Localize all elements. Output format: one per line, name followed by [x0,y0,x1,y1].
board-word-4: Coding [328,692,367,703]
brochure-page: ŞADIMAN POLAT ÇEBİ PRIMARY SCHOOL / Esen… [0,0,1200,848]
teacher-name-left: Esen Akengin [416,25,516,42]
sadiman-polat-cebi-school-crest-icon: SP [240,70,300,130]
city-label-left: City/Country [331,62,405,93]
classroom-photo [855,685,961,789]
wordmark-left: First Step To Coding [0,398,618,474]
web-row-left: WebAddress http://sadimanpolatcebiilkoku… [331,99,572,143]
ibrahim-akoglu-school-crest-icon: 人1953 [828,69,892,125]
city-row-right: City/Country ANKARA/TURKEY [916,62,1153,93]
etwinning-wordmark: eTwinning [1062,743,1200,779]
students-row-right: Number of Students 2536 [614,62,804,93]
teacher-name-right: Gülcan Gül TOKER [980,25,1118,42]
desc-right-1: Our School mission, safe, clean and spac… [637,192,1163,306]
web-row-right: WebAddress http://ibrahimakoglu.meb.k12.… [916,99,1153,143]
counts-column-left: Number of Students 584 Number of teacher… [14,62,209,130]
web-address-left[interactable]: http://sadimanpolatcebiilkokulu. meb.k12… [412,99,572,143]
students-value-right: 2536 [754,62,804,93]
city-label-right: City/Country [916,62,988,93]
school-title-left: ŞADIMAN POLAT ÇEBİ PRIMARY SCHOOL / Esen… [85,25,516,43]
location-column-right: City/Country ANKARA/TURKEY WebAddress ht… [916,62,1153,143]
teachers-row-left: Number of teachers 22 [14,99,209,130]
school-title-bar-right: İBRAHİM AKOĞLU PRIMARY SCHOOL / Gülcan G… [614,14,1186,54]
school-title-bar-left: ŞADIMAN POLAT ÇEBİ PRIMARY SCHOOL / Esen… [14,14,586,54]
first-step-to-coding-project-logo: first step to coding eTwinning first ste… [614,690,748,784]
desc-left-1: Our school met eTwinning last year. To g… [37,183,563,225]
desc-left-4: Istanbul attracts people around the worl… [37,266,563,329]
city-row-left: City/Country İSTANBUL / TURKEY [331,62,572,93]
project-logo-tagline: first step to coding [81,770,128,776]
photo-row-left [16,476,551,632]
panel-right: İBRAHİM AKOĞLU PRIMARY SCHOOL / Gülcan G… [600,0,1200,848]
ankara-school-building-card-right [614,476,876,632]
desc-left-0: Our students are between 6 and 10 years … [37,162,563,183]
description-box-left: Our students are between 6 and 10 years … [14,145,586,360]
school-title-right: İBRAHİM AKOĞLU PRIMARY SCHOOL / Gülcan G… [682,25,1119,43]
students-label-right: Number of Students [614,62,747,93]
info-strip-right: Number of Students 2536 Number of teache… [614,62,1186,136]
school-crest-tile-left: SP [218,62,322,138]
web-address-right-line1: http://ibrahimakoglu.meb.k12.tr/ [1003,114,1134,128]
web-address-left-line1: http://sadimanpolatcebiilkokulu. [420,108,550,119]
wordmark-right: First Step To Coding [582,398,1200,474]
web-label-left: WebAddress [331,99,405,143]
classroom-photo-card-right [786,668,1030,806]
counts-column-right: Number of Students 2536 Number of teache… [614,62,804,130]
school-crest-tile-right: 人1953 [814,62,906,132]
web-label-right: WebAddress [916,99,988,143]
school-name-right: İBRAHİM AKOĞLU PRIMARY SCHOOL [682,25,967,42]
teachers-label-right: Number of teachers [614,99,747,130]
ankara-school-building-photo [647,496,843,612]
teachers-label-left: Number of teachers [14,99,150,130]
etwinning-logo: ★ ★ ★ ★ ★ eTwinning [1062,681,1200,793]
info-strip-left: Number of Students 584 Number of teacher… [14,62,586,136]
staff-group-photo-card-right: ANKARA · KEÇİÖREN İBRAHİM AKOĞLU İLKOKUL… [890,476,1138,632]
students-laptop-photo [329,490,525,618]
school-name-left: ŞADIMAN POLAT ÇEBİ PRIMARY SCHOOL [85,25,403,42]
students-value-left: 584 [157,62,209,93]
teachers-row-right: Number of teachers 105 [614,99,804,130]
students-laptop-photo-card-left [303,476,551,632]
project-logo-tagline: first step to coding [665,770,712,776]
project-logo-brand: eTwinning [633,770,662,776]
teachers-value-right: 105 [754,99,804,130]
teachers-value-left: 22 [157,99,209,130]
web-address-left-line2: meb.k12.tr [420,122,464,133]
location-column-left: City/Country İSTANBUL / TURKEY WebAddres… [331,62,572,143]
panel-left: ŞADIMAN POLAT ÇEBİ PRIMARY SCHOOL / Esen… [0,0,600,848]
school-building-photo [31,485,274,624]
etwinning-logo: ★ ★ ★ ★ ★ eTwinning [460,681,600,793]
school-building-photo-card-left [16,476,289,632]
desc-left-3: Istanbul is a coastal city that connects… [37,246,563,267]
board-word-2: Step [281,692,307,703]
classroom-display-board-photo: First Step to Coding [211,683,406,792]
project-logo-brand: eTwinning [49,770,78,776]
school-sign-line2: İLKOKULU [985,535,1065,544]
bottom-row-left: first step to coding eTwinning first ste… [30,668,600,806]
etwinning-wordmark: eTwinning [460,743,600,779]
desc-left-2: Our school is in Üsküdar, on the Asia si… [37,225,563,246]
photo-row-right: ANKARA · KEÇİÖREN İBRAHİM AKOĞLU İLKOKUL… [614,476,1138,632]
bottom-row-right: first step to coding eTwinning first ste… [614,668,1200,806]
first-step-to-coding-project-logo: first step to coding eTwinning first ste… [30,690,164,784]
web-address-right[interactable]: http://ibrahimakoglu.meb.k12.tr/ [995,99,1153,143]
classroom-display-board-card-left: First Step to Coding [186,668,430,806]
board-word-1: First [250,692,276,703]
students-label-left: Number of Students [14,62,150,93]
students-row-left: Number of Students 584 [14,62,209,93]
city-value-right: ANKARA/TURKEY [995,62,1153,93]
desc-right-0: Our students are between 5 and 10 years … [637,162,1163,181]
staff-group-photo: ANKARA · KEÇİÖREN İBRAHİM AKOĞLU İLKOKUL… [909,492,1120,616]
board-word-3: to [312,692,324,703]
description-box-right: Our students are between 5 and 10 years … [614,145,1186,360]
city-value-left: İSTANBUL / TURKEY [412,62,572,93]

- _Work instructions_
List the rows from the very first one through the one containing "wordmark-left: First Step" as a numbered list, both ends included and blank lines left out.

- _Solution_
1. Localize all elements. Output format: one per line, name followed by [x0,y0,x1,y1].
2. board-word-4: Coding [328,692,367,703]
3. brochure-page: ŞADIMAN POLAT ÇEBİ PRIMARY SCHOOL / Esen… [0,0,1200,848]
4. teacher-name-left: Esen Akengin [416,25,516,42]
5. sadiman-polat-cebi-school-crest-icon: SP [240,70,300,130]
6. city-label-left: City/Country [331,62,405,93]
7. classroom-photo [855,685,961,789]
8. wordmark-left: First Step To Coding [0,398,618,474]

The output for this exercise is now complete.